(Stored data)
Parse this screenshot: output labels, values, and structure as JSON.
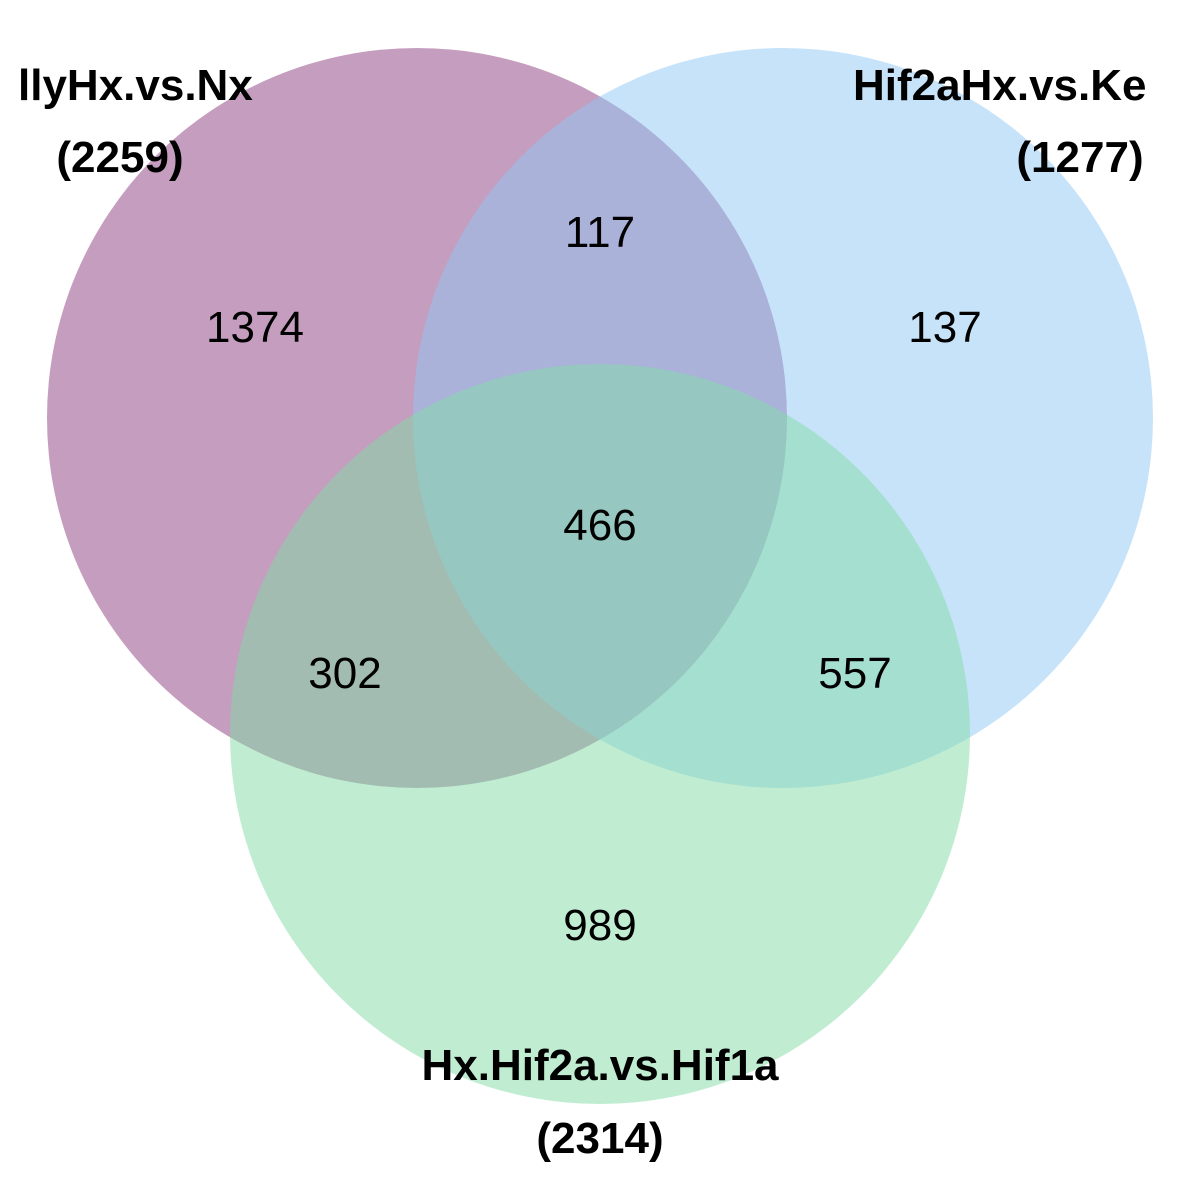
{
  "diagram": {
    "type": "venn-3",
    "sets": [
      {
        "key": "A",
        "name": "llyHx.vs.Nx",
        "total": "(2259)",
        "color": "#8b3b7e"
      },
      {
        "key": "B",
        "name": "Hif2aHx.vs.Ke",
        "total": "(1277)",
        "color": "#90c8f5"
      },
      {
        "key": "C",
        "name": "Hx.Hif2a.vs.Hif1a",
        "total": "(2314)",
        "color": "#82dca5"
      }
    ],
    "regions": {
      "a_only": "1374",
      "b_only": "137",
      "c_only": "989",
      "ab": "117",
      "ac": "302",
      "bc": "557",
      "abc": "466"
    }
  }
}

**Given request**
Restate the listing above word for word, and skip the pictures.

**Response**
Parse this screenshot: output labels, values, and structure as JSON.
{
  "diagram": {
    "type": "venn-3",
    "sets": [
      {
        "key": "A",
        "name": "llyHx.vs.Nx",
        "total": "(2259)",
        "color": "#8b3b7e"
      },
      {
        "key": "B",
        "name": "Hif2aHx.vs.Ke",
        "total": "(1277)",
        "color": "#90c8f5"
      },
      {
        "key": "C",
        "name": "Hx.Hif2a.vs.Hif1a",
        "total": "(2314)",
        "color": "#82dca5"
      }
    ],
    "regions": {
      "a_only": "1374",
      "b_only": "137",
      "c_only": "989",
      "ab": "117",
      "ac": "302",
      "bc": "557",
      "abc": "466"
    }
  }
}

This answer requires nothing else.